(Saved entries)

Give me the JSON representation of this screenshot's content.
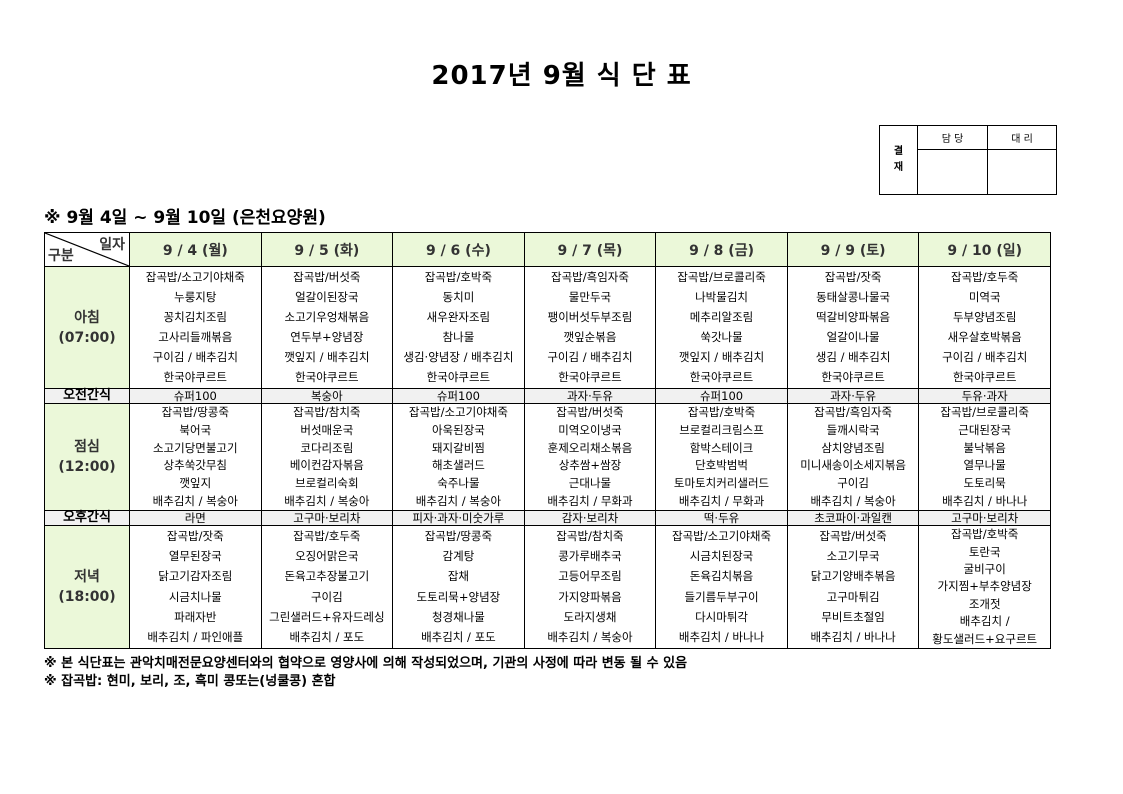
{
  "title": "2017년 9월 식 단 표",
  "approval": {
    "label_top": "결",
    "label_bottom": "재",
    "col1": "담 당",
    "col2": "대 리"
  },
  "period": "※ 9월 4일 ~ 9월 10일 (은천요양원)",
  "table": {
    "corner_top": "일자",
    "corner_bottom": "구분",
    "days": [
      "9 / 4 (월)",
      "9 / 5 (화)",
      "9 / 6 (수)",
      "9 / 7 (목)",
      "9 / 8 (금)",
      "9 / 9 (토)",
      "9 / 10 (일)"
    ],
    "breakfast": {
      "label": "아침",
      "time": "(07:00)",
      "items": [
        [
          "잡곡밥/소고기야채죽",
          "누룽지탕",
          "꽁치김치조림",
          "고사리들깨볶음",
          "구이김 / 배추김치",
          "한국야쿠르트"
        ],
        [
          "잡곡밥/버섯죽",
          "얼갈이된장국",
          "소고기우엉채볶음",
          "연두부+양념장",
          "깻잎지 / 배추김치",
          "한국야쿠르트"
        ],
        [
          "잡곡밥/호박죽",
          "동치미",
          "새우완자조림",
          "참나물",
          "생김·양념장 / 배추김치",
          "한국야쿠르트"
        ],
        [
          "잡곡밥/흑임자죽",
          "물만두국",
          "팽이버섯두부조림",
          "깻잎순볶음",
          "구이김 / 배추김치",
          "한국야쿠르트"
        ],
        [
          "잡곡밥/브로콜리죽",
          "나박물김치",
          "메추리알조림",
          "쑥갓나물",
          "깻잎지 / 배추김치",
          "한국야쿠르트"
        ],
        [
          "잡곡밥/잣죽",
          "동태살콩나물국",
          "떡갈비양파볶음",
          "얼갈이나물",
          "생김 / 배추김치",
          "한국야쿠르트"
        ],
        [
          "잡곡밥/호두죽",
          "미역국",
          "두부양념조림",
          "새우살호박볶음",
          "구이김 / 배추김치",
          "한국야쿠르트"
        ]
      ]
    },
    "morning_snack": {
      "label": "오전간식",
      "items": [
        "슈퍼100",
        "복숭아",
        "슈퍼100",
        "과자·두유",
        "슈퍼100",
        "과자·두유",
        "두유·과자"
      ]
    },
    "lunch": {
      "label": "점심",
      "time": "(12:00)",
      "items": [
        [
          "잡곡밥/땅콩죽",
          "북어국",
          "소고기당면불고기",
          "상추쑥갓무침",
          "깻잎지",
          "배추김치 / 복숭아"
        ],
        [
          "잡곡밥/참치죽",
          "버섯매운국",
          "코다리조림",
          "베이컨감자볶음",
          "브로컬리숙회",
          "배추김치 / 복숭아"
        ],
        [
          "잡곡밥/소고기야채죽",
          "아욱된장국",
          "돼지갈비찜",
          "해초샐러드",
          "숙주나물",
          "배추김치 / 복숭아"
        ],
        [
          "잡곡밥/버섯죽",
          "미역오이냉국",
          "훈제오리채소볶음",
          "상추쌈+쌈장",
          "근대나물",
          "배추김치 / 무화과"
        ],
        [
          "잡곡밥/호박죽",
          "브로컬리크림스프",
          "함박스테이크",
          "단호박범벅",
          "토마토치커리샐러드",
          "배추김치 / 무화과"
        ],
        [
          "잡곡밥/흑임자죽",
          "들깨시락국",
          "삼치양념조림",
          "미니새송이소세지볶음",
          "구이김",
          "배추김치 / 복숭아"
        ],
        [
          "잡곡밥/브로콜리죽",
          "근대된장국",
          "불낙볶음",
          "열무나물",
          "도토리묵",
          "배추김치 / 바나나"
        ]
      ]
    },
    "afternoon_snack": {
      "label": "오후간식",
      "items": [
        "라면",
        "고구마·보리차",
        "피자·과자·미숫가루",
        "감자·보리차",
        "떡·두유",
        "초코파이·과일캔",
        "고구마·보리차"
      ]
    },
    "dinner": {
      "label": "저녁",
      "time": "(18:00)",
      "items": [
        [
          "잡곡밥/잣죽",
          "열무된장국",
          "닭고기감자조림",
          "시금치나물",
          "파래자반",
          "배추김치 / 파인애플"
        ],
        [
          "잡곡밥/호두죽",
          "오징어맑은국",
          "돈육고추장불고기",
          "구이김",
          "그린샐러드+유자드레싱",
          "배추김치 / 포도"
        ],
        [
          "잡곡밥/땅콩죽",
          "감계탕",
          "잡채",
          "도토리묵+양념장",
          "청경채나물",
          "배추김치 / 포도"
        ],
        [
          "잡곡밥/참치죽",
          "콩가루배추국",
          "고등어무조림",
          "가지양파볶음",
          "도라지생채",
          "배추김치 / 복숭아"
        ],
        [
          "잡곡밥/소고기야채죽",
          "시금치된장국",
          "돈육김치볶음",
          "들기름두부구이",
          "다시마튀각",
          "배추김치 / 바나나"
        ],
        [
          "잡곡밥/버섯죽",
          "소고기무국",
          "닭고기양배추볶음",
          "고구마튀김",
          "무비트초절임",
          "배추김치 / 바나나"
        ],
        [
          "잡곡밥/호박죽",
          "토란국",
          "굴비구이",
          "가지찜+부추양념장",
          "조개젓",
          "배추김치 /",
          "황도샐러드+요구르트"
        ]
      ]
    }
  },
  "notes": [
    "※ 본 식단표는 관악치매전문요양센터와의 협약으로 영양사에 의해 작성되었으며, 기관의 사정에 따라 변동 될 수 있음",
    "※ 잡곡밥: 현미, 보리, 조, 흑미 콩또는(넝쿨콩) 혼합"
  ]
}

→ PROMPT:
Reproduce every entry word for word, but skip any pictures.

→ RESPONSE BELOW:
Give me the JSON representation of this screenshot's content.
{
  "title": "2017년 9월 식 단 표",
  "approval": {
    "label_top": "결",
    "label_bottom": "재",
    "col1": "담 당",
    "col2": "대 리"
  },
  "period": "※ 9월 4일 ~ 9월 10일 (은천요양원)",
  "table": {
    "corner_top": "일자",
    "corner_bottom": "구분",
    "days": [
      "9 / 4 (월)",
      "9 / 5 (화)",
      "9 / 6 (수)",
      "9 / 7 (목)",
      "9 / 8 (금)",
      "9 / 9 (토)",
      "9 / 10 (일)"
    ],
    "breakfast": {
      "label": "아침",
      "time": "(07:00)",
      "items": [
        [
          "잡곡밥/소고기야채죽",
          "누룽지탕",
          "꽁치김치조림",
          "고사리들깨볶음",
          "구이김 / 배추김치",
          "한국야쿠르트"
        ],
        [
          "잡곡밥/버섯죽",
          "얼갈이된장국",
          "소고기우엉채볶음",
          "연두부+양념장",
          "깻잎지 / 배추김치",
          "한국야쿠르트"
        ],
        [
          "잡곡밥/호박죽",
          "동치미",
          "새우완자조림",
          "참나물",
          "생김·양념장 / 배추김치",
          "한국야쿠르트"
        ],
        [
          "잡곡밥/흑임자죽",
          "물만두국",
          "팽이버섯두부조림",
          "깻잎순볶음",
          "구이김 / 배추김치",
          "한국야쿠르트"
        ],
        [
          "잡곡밥/브로콜리죽",
          "나박물김치",
          "메추리알조림",
          "쑥갓나물",
          "깻잎지 / 배추김치",
          "한국야쿠르트"
        ],
        [
          "잡곡밥/잣죽",
          "동태살콩나물국",
          "떡갈비양파볶음",
          "얼갈이나물",
          "생김 / 배추김치",
          "한국야쿠르트"
        ],
        [
          "잡곡밥/호두죽",
          "미역국",
          "두부양념조림",
          "새우살호박볶음",
          "구이김 / 배추김치",
          "한국야쿠르트"
        ]
      ]
    },
    "morning_snack": {
      "label": "오전간식",
      "items": [
        "슈퍼100",
        "복숭아",
        "슈퍼100",
        "과자·두유",
        "슈퍼100",
        "과자·두유",
        "두유·과자"
      ]
    },
    "lunch": {
      "label": "점심",
      "time": "(12:00)",
      "items": [
        [
          "잡곡밥/땅콩죽",
          "북어국",
          "소고기당면불고기",
          "상추쑥갓무침",
          "깻잎지",
          "배추김치 / 복숭아"
        ],
        [
          "잡곡밥/참치죽",
          "버섯매운국",
          "코다리조림",
          "베이컨감자볶음",
          "브로컬리숙회",
          "배추김치 / 복숭아"
        ],
        [
          "잡곡밥/소고기야채죽",
          "아욱된장국",
          "돼지갈비찜",
          "해초샐러드",
          "숙주나물",
          "배추김치 / 복숭아"
        ],
        [
          "잡곡밥/버섯죽",
          "미역오이냉국",
          "훈제오리채소볶음",
          "상추쌈+쌈장",
          "근대나물",
          "배추김치 / 무화과"
        ],
        [
          "잡곡밥/호박죽",
          "브로컬리크림스프",
          "함박스테이크",
          "단호박범벅",
          "토마토치커리샐러드",
          "배추김치 / 무화과"
        ],
        [
          "잡곡밥/흑임자죽",
          "들깨시락국",
          "삼치양념조림",
          "미니새송이소세지볶음",
          "구이김",
          "배추김치 / 복숭아"
        ],
        [
          "잡곡밥/브로콜리죽",
          "근대된장국",
          "불낙볶음",
          "열무나물",
          "도토리묵",
          "배추김치 / 바나나"
        ]
      ]
    },
    "afternoon_snack": {
      "label": "오후간식",
      "items": [
        "라면",
        "고구마·보리차",
        "피자·과자·미숫가루",
        "감자·보리차",
        "떡·두유",
        "초코파이·과일캔",
        "고구마·보리차"
      ]
    },
    "dinner": {
      "label": "저녁",
      "time": "(18:00)",
      "items": [
        [
          "잡곡밥/잣죽",
          "열무된장국",
          "닭고기감자조림",
          "시금치나물",
          "파래자반",
          "배추김치 / 파인애플"
        ],
        [
          "잡곡밥/호두죽",
          "오징어맑은국",
          "돈육고추장불고기",
          "구이김",
          "그린샐러드+유자드레싱",
          "배추김치 / 포도"
        ],
        [
          "잡곡밥/땅콩죽",
          "감계탕",
          "잡채",
          "도토리묵+양념장",
          "청경채나물",
          "배추김치 / 포도"
        ],
        [
          "잡곡밥/참치죽",
          "콩가루배추국",
          "고등어무조림",
          "가지양파볶음",
          "도라지생채",
          "배추김치 / 복숭아"
        ],
        [
          "잡곡밥/소고기야채죽",
          "시금치된장국",
          "돈육김치볶음",
          "들기름두부구이",
          "다시마튀각",
          "배추김치 / 바나나"
        ],
        [
          "잡곡밥/버섯죽",
          "소고기무국",
          "닭고기양배추볶음",
          "고구마튀김",
          "무비트초절임",
          "배추김치 / 바나나"
        ],
        [
          "잡곡밥/호박죽",
          "토란국",
          "굴비구이",
          "가지찜+부추양념장",
          "조개젓",
          "배추김치 /",
          "황도샐러드+요구르트"
        ]
      ]
    }
  },
  "notes": [
    "※ 본 식단표는 관악치매전문요양센터와의 협약으로 영양사에 의해 작성되었으며, 기관의 사정에 따라 변동 될 수 있음",
    "※ 잡곡밥: 현미, 보리, 조, 흑미 콩또는(넝쿨콩) 혼합"
  ]
}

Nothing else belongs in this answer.